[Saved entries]
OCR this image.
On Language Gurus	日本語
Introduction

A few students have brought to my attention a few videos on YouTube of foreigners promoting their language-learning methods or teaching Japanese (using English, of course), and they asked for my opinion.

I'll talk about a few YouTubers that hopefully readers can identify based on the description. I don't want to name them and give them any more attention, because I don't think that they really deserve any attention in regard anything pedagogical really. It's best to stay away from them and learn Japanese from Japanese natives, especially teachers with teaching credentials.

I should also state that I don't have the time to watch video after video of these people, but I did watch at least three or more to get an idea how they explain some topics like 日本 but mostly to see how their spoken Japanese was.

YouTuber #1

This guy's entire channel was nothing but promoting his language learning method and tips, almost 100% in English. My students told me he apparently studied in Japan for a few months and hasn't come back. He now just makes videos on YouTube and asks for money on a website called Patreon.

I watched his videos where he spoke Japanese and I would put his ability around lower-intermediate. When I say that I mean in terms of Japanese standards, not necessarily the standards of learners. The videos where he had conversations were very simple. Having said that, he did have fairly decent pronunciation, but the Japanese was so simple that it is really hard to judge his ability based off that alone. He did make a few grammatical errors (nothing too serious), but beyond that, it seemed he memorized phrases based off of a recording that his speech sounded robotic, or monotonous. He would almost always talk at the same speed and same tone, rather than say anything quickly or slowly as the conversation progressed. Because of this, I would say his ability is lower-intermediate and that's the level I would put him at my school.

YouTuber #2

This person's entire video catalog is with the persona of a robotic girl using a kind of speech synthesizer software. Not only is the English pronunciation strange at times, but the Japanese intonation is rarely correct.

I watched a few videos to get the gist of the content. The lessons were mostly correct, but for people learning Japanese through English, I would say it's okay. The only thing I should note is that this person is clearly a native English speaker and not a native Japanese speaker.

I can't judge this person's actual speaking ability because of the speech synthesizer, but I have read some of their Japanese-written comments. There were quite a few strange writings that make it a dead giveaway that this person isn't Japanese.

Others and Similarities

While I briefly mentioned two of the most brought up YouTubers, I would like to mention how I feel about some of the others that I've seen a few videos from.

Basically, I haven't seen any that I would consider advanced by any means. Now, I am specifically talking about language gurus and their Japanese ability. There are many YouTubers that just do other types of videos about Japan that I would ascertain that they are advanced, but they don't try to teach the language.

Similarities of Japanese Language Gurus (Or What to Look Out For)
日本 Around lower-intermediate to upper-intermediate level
* * *
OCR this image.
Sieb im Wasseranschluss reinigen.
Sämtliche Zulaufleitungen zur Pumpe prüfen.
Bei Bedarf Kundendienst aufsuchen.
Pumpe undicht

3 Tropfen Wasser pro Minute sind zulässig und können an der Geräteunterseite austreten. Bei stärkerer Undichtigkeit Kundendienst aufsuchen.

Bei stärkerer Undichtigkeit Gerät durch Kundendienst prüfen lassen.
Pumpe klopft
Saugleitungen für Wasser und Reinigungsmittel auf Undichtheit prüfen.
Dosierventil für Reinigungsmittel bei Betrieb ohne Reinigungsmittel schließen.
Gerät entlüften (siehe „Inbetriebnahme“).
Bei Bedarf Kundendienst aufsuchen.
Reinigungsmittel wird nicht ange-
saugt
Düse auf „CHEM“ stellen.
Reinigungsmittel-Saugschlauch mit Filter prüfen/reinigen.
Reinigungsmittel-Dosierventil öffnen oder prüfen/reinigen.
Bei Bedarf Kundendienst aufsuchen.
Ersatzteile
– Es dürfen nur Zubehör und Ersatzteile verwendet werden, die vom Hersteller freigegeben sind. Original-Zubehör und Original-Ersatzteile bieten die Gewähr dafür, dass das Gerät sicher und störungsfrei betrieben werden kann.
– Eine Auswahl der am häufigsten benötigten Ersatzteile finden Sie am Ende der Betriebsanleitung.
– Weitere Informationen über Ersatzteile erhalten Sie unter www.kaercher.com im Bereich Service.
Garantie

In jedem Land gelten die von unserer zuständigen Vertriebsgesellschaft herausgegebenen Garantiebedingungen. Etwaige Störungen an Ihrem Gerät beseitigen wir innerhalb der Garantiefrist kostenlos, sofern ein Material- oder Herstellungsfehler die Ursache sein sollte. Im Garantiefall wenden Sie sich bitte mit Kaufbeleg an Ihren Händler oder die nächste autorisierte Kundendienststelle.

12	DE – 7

> [Instructions to follow]:
From the data above, copy out every line with the string "more" in it.

> [Correct answer]:
I'll talk about a few YouTubers that hopefully readers can identify based on the description. I don't want to name them and give them any more attention, because I don't think that they really deserve any attention in regard anything pedagogical really. It's best to stay away from them and learn Japanese from Japanese natives, especially teachers with teaching credentials.
I should also state that I don't have the time to watch video after video of these people, but I did watch at least three or more to get an idea how they explain some topics like 日本 but mostly to see how their spoken Japanese was.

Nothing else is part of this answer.